_Exercise directions:_ Output the lines starting at the one containing "card-headline: Increaser profit by <box>723" and ending at the one containing "card-value: 30% <box>723 320 771 346</box>" as a numbered list, leaving out any blank lines.

_The records:_
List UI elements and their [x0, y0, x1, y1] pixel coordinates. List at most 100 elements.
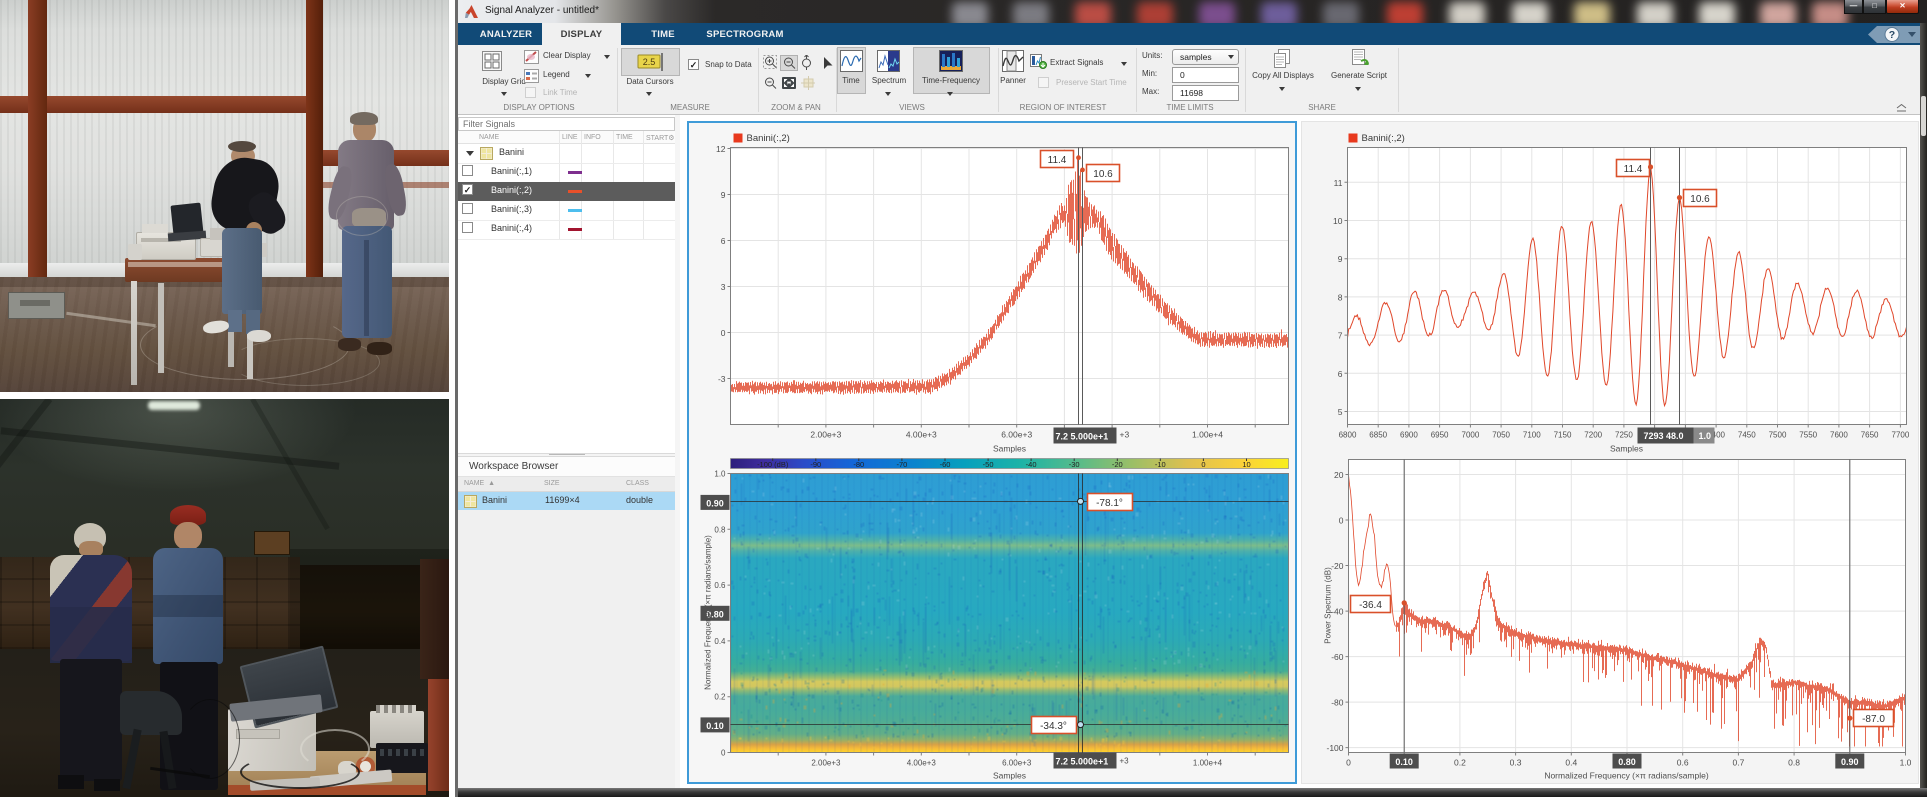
svg-text:-10: -10 [1155, 460, 1166, 469]
svg-text:0: 0 [1346, 758, 1351, 768]
svg-text:7400: 7400 [1707, 431, 1725, 440]
svg-text:2.00e+3: 2.00e+3 [810, 430, 841, 440]
svg-text:Samples: Samples [993, 771, 1026, 781]
svg-text:-78.1°: -78.1° [1096, 498, 1123, 509]
svg-text:+3: +3 [1120, 757, 1130, 766]
svg-text:-100: -100 [1326, 743, 1343, 753]
svg-text:7650: 7650 [1861, 431, 1879, 440]
svg-text:8: 8 [1338, 292, 1343, 302]
svg-text:0.7: 0.7 [1732, 758, 1744, 768]
svg-text:0.80: 0.80 [1618, 757, 1636, 767]
svg-text:0.8: 0.8 [714, 525, 726, 534]
svg-text:6850: 6850 [1369, 431, 1387, 440]
svg-text:0: 0 [721, 328, 726, 338]
svg-text:1.0: 1.0 [714, 470, 726, 479]
svg-text:Power Spectrum (dB): Power Spectrum (dB) [1324, 567, 1333, 644]
svg-text:11.4: 11.4 [1048, 155, 1067, 166]
svg-text:9: 9 [721, 190, 726, 200]
svg-text:9: 9 [1338, 254, 1343, 264]
svg-text:0: 0 [721, 749, 726, 758]
svg-text:0.6: 0.6 [1677, 758, 1689, 768]
svg-text:7000: 7000 [1462, 431, 1480, 440]
svg-text:7500: 7500 [1769, 431, 1787, 440]
svg-text:6900: 6900 [1400, 431, 1418, 440]
svg-text:7200: 7200 [1584, 431, 1602, 440]
svg-text:+3: +3 [1120, 430, 1130, 440]
svg-text:-60: -60 [1331, 652, 1344, 662]
svg-text:-50: -50 [983, 460, 994, 469]
svg-text:6: 6 [721, 236, 726, 246]
svg-text:0.10: 0.10 [706, 721, 724, 731]
svg-text:7050: 7050 [1492, 431, 1510, 440]
svg-text:10.6: 10.6 [1093, 169, 1113, 180]
svg-text:-20: -20 [1112, 460, 1123, 469]
svg-text:2.00e+3: 2.00e+3 [811, 759, 841, 768]
svg-text:-40: -40 [1026, 460, 1037, 469]
svg-text:5: 5 [1338, 407, 1343, 417]
svg-text:7100: 7100 [1523, 431, 1541, 440]
svg-text:10: 10 [1333, 216, 1343, 226]
svg-text:0: 0 [1201, 460, 1205, 469]
svg-text:6.00e+3: 6.00e+3 [1002, 759, 1032, 768]
svg-text:7293 48.0: 7293 48.0 [1644, 431, 1684, 441]
svg-text:11: 11 [1334, 178, 1343, 188]
svg-text:-36.4: -36.4 [1359, 600, 1382, 611]
svg-text:-100 (dB): -100 (dB) [757, 460, 789, 469]
svg-text:0.10: 0.10 [1395, 757, 1413, 767]
svg-text:-20: -20 [1331, 561, 1344, 571]
svg-text:Banini(:,2): Banini(:,2) [1362, 133, 1405, 144]
svg-text:0: 0 [1339, 516, 1344, 526]
svg-text:-70: -70 [896, 460, 907, 469]
svg-text:6800: 6800 [1339, 431, 1357, 440]
svg-text:10.6: 10.6 [1690, 194, 1710, 205]
svg-text:0.3: 0.3 [1510, 758, 1522, 768]
svg-text:7600: 7600 [1830, 431, 1848, 440]
svg-text:-3: -3 [718, 374, 726, 384]
svg-text:4.00e+3: 4.00e+3 [907, 759, 937, 768]
svg-text:-60: -60 [940, 460, 951, 469]
svg-text:20: 20 [1334, 470, 1344, 480]
svg-text:3: 3 [721, 282, 726, 292]
svg-text:-80: -80 [1331, 698, 1344, 708]
svg-text:0.6: 0.6 [714, 581, 726, 590]
svg-text:0.2: 0.2 [714, 693, 726, 702]
svg-text:7700: 7700 [1892, 431, 1910, 440]
svg-text:6.00e+3: 6.00e+3 [1001, 430, 1032, 440]
svg-text:0.4: 0.4 [1565, 758, 1577, 768]
svg-text:-34.3°: -34.3° [1040, 721, 1067, 732]
svg-text:7.2 5.000e+1: 7.2 5.000e+1 [1056, 432, 1109, 442]
svg-text:Normalized Frequency (×π radia: Normalized Frequency (×π radians/sample) [704, 535, 713, 690]
svg-text:7.2 5.000e+1: 7.2 5.000e+1 [1056, 757, 1109, 767]
svg-text:0.80: 0.80 [706, 609, 724, 619]
svg-text:7250: 7250 [1615, 431, 1633, 440]
svg-text:1.00e+4: 1.00e+4 [1192, 430, 1223, 440]
svg-text:Samples: Samples [1610, 444, 1643, 454]
svg-text:?: ? [1889, 29, 1895, 41]
svg-text:-80: -80 [853, 460, 864, 469]
svg-text:0.90: 0.90 [1841, 757, 1859, 767]
svg-text:0.90: 0.90 [706, 498, 724, 508]
svg-text:4.00e+3: 4.00e+3 [906, 430, 937, 440]
svg-text:-40: -40 [1331, 607, 1344, 617]
svg-text:12: 12 [716, 144, 726, 154]
svg-text:Banini(:,2): Banini(:,2) [747, 133, 790, 144]
svg-text:6: 6 [1338, 369, 1343, 379]
svg-text:-87.0: -87.0 [1862, 714, 1885, 725]
svg-text:7450: 7450 [1738, 431, 1756, 440]
svg-text:7: 7 [1338, 331, 1343, 341]
svg-text:0.2: 0.2 [1454, 758, 1466, 768]
svg-text:7550: 7550 [1799, 431, 1817, 440]
svg-text:10: 10 [1242, 460, 1250, 469]
svg-text:1.00e+4: 1.00e+4 [1193, 759, 1223, 768]
svg-text:-90: -90 [810, 460, 821, 469]
svg-text:11.4: 11.4 [1624, 164, 1643, 175]
svg-text:Samples: Samples [993, 444, 1026, 454]
svg-text:0.4: 0.4 [714, 637, 726, 646]
svg-text:7150: 7150 [1554, 431, 1572, 440]
svg-text:6950: 6950 [1431, 431, 1449, 440]
svg-text:Normalized Frequency (×π radia: Normalized Frequency (×π radians/sample) [1544, 771, 1709, 781]
svg-text:0.8: 0.8 [1788, 758, 1800, 768]
svg-text:1.0: 1.0 [1900, 758, 1912, 768]
svg-text:-30: -30 [1069, 460, 1080, 469]
svg-text:2.5: 2.5 [643, 57, 656, 67]
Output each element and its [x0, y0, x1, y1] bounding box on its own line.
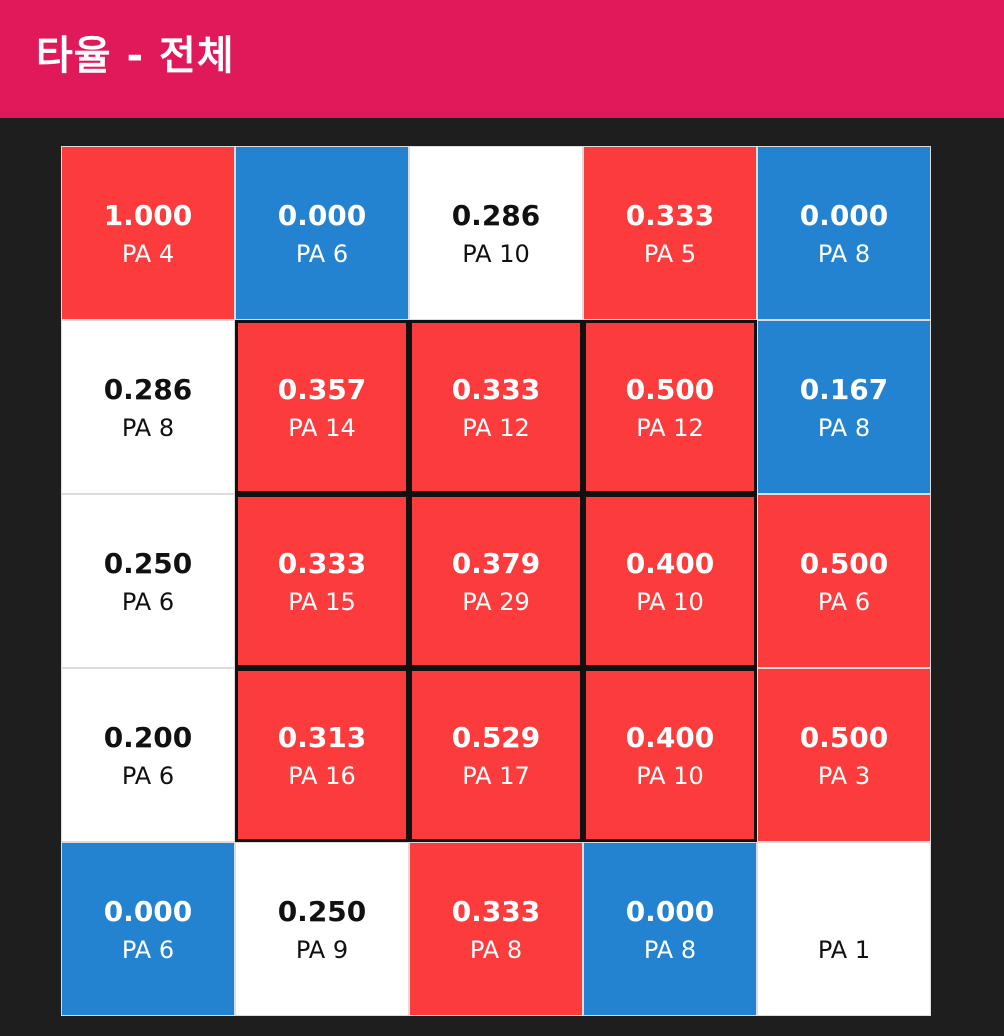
cell-plate-appearances: PA 8	[643, 936, 697, 964]
cell-batting-average: 0.333	[625, 199, 715, 232]
cell-plate-appearances: PA 1	[817, 936, 871, 964]
heatmap-cell-r4-c3: 0.000 PA 8	[583, 842, 757, 1016]
heatmap-cell-r0-c1: 0.000 PA 6	[235, 146, 409, 320]
heatmap-cell-r4-c4: PA 1	[757, 842, 931, 1016]
cell-plate-appearances: PA 8	[817, 414, 871, 442]
cell-plate-appearances: PA 12	[636, 414, 704, 442]
cell-plate-appearances: PA 8	[817, 240, 871, 268]
heatmap-cell-r0-c3: 0.333 PA 5	[583, 146, 757, 320]
cell-batting-average: 0.500	[799, 547, 889, 580]
cell-plate-appearances: PA 16	[288, 762, 356, 790]
cell-batting-average: 0.379	[451, 547, 541, 580]
cell-plate-appearances: PA 10	[462, 240, 530, 268]
heatmap-cell-r4-c2: 0.333 PA 8	[409, 842, 583, 1016]
cell-plate-appearances: PA 6	[121, 936, 175, 964]
cell-batting-average: 0.000	[625, 895, 715, 928]
heatmap-cell-r3-c4: 0.500 PA 3	[757, 668, 931, 842]
cell-plate-appearances: PA 17	[462, 762, 530, 790]
cell-batting-average: 0.500	[799, 721, 889, 754]
cell-batting-average: 0.529	[451, 721, 541, 754]
heatmap-cell-r3-c0: 0.200 PA 6	[61, 668, 235, 842]
heatmap-cell-r2-c1: 0.333 PA 15	[235, 494, 409, 668]
heatmap-cell-r2-c0: 0.250 PA 6	[61, 494, 235, 668]
heatmap-cell-r4-c1: 0.250 PA 9	[235, 842, 409, 1016]
cell-plate-appearances: PA 10	[636, 762, 704, 790]
cell-plate-appearances: PA 6	[121, 762, 175, 790]
cell-batting-average: 0.000	[277, 199, 367, 232]
cell-plate-appearances: PA 4	[121, 240, 175, 268]
heatmap-cell-r4-c0: 0.000 PA 6	[61, 842, 235, 1016]
cell-plate-appearances: PA 6	[121, 588, 175, 616]
heatmap-cell-r3-c2: 0.529 PA 17	[409, 668, 583, 842]
page-title: 타율 - 전체	[36, 33, 235, 79]
cell-plate-appearances: PA 6	[817, 588, 871, 616]
heatmap-cell-r2-c2: 0.379 PA 29	[409, 494, 583, 668]
heatmap-cell-r0-c2: 0.286 PA 10	[409, 146, 583, 320]
cell-batting-average: 0.357	[277, 373, 367, 406]
cell-plate-appearances: PA 8	[121, 414, 175, 442]
cell-plate-appearances: PA 6	[295, 240, 349, 268]
cell-batting-average: 0.333	[277, 547, 367, 580]
cell-batting-average: 0.200	[103, 721, 193, 754]
cell-batting-average: 0.500	[625, 373, 715, 406]
heatmap-cell-r1-c0: 0.286 PA 8	[61, 320, 235, 494]
cell-batting-average: 0.250	[103, 547, 193, 580]
cell-batting-average: 0.313	[277, 721, 367, 754]
hot-zone-heatmap: 1.000 PA 4 0.000 PA 6 0.286 PA 10 0.333 PA 5 0.0…	[61, 146, 931, 1016]
cell-plate-appearances: PA 10	[636, 588, 704, 616]
cell-plate-appearances: PA 12	[462, 414, 530, 442]
heatmap-cell-r3-c3: 0.400 PA 10	[583, 668, 757, 842]
heatmap-cell-r1-c3: 0.500 PA 12	[583, 320, 757, 494]
cell-plate-appearances: PA 3	[817, 762, 871, 790]
cell-batting-average: 0.400	[625, 721, 715, 754]
cell-batting-average: 1.000	[103, 199, 193, 232]
cell-batting-average: 0.000	[799, 199, 889, 232]
heatmap-cell-r2-c3: 0.400 PA 10	[583, 494, 757, 668]
cell-batting-average: 0.333	[451, 373, 541, 406]
cell-plate-appearances: PA 15	[288, 588, 356, 616]
cell-batting-average: 0.286	[451, 199, 541, 232]
heatmap-cell-r1-c4: 0.167 PA 8	[757, 320, 931, 494]
cell-plate-appearances: PA 5	[643, 240, 697, 268]
heatmap-cell-r0-c0: 1.000 PA 4	[61, 146, 235, 320]
cell-batting-average: 0.000	[103, 895, 193, 928]
cell-plate-appearances: PA 14	[288, 414, 356, 442]
heatmap-cell-r1-c2: 0.333 PA 12	[409, 320, 583, 494]
cell-batting-average: 0.250	[277, 895, 367, 928]
cell-batting-average: 0.400	[625, 547, 715, 580]
cell-plate-appearances: PA 29	[462, 588, 530, 616]
cell-plate-appearances: PA 8	[469, 936, 523, 964]
heatmap-cell-r2-c4: 0.500 PA 6	[757, 494, 931, 668]
heatmap-cell-r0-c4: 0.000 PA 8	[757, 146, 931, 320]
app-header: 타율 - 전체	[0, 0, 1004, 118]
cell-plate-appearances: PA 9	[295, 936, 349, 964]
cell-batting-average: 0.286	[103, 373, 193, 406]
cell-batting-average: 0.167	[799, 373, 889, 406]
cell-batting-average: 0.333	[451, 895, 541, 928]
heatmap-cell-r1-c1: 0.357 PA 14	[235, 320, 409, 494]
heatmap-cell-r3-c1: 0.313 PA 16	[235, 668, 409, 842]
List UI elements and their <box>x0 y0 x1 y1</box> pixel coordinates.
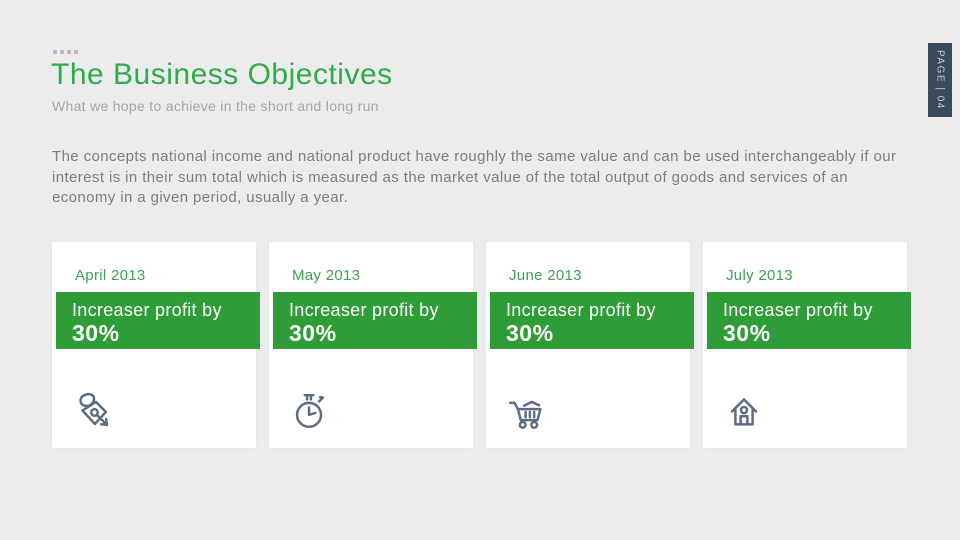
card-headline: Increaser profit by <box>723 300 873 320</box>
card-month-label: June 2013 <box>509 267 582 284</box>
objective-card-june: June 2013 Increaser profit by 30% <box>486 242 694 448</box>
body-paragraph: The concepts national income and nationa… <box>52 148 897 206</box>
card-highlight-band: Increaser profit by 30% <box>707 292 911 349</box>
card-value: 30% <box>72 320 120 346</box>
objective-card-april: April 2013 Increaser profit by 30% <box>52 242 260 448</box>
dot <box>53 50 57 54</box>
page-number-badge: PAGE | 04 <box>928 43 952 117</box>
accent-dots <box>53 50 78 54</box>
dot <box>60 50 64 54</box>
card-headline: Increaser profit by <box>72 300 222 320</box>
shopping-cart-icon <box>504 388 550 434</box>
card-value: 30% <box>723 320 771 346</box>
objective-card-july: July 2013 Increaser profit by 30% <box>703 242 911 448</box>
card-headline: Increaser profit by <box>506 300 656 320</box>
card-highlight-band: Increaser profit by 30% <box>56 292 260 349</box>
dot <box>74 50 78 54</box>
card-highlight-band: Increaser profit by 30% <box>490 292 694 349</box>
home-icon <box>721 388 767 434</box>
cards-row: April 2013 Increaser profit by 30% May 2… <box>52 242 911 448</box>
objective-card-may: May 2013 Increaser profit by 30% <box>269 242 477 448</box>
card-headline: Increaser profit by <box>289 300 439 320</box>
card-value: 30% <box>506 320 554 346</box>
page-subtitle: What we hope to achieve in the short and… <box>52 98 379 114</box>
card-month-label: May 2013 <box>292 267 361 284</box>
page-title: The Business Objectives <box>51 58 393 91</box>
card-value: 30% <box>289 320 337 346</box>
card-month-label: April 2013 <box>75 267 146 284</box>
card-highlight-band: Increaser profit by 30% <box>273 292 477 349</box>
pen-nib-icon <box>70 388 116 434</box>
card-month-label: July 2013 <box>726 267 793 284</box>
stopwatch-icon <box>287 388 333 434</box>
dot <box>67 50 71 54</box>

_Output of the exercise:_
1. card-headline: Increaser profit by <box>723 300 873 320</box>
2. card-month-label: June 2013 <box>509 267 582 284</box>
3. objective-card-june: June 2013 Increaser profit by 30% <box>486 242 694 448</box>
4. body-paragraph: The concepts national income and nationa… <box>52 148 897 206</box>
5. card-highlight-band: Increaser profit by 30% <box>707 292 911 349</box>
6. card-value: 30% <box>72 320 120 346</box>
7. objective-card-april: April 2013 Increaser profit by 30% <box>52 242 260 448</box>
8. dot <box>53 50 57 54</box>
9. page-number-badge: PAGE | 04 <box>928 43 952 117</box>
10. accent-dots <box>53 50 78 54</box>
11. dot <box>60 50 64 54</box>
12. card-headline: Increaser profit by <box>72 300 222 320</box>
13. shopping-cart-icon <box>504 388 550 434</box>
14. card-value: 30% <box>723 320 771 346</box>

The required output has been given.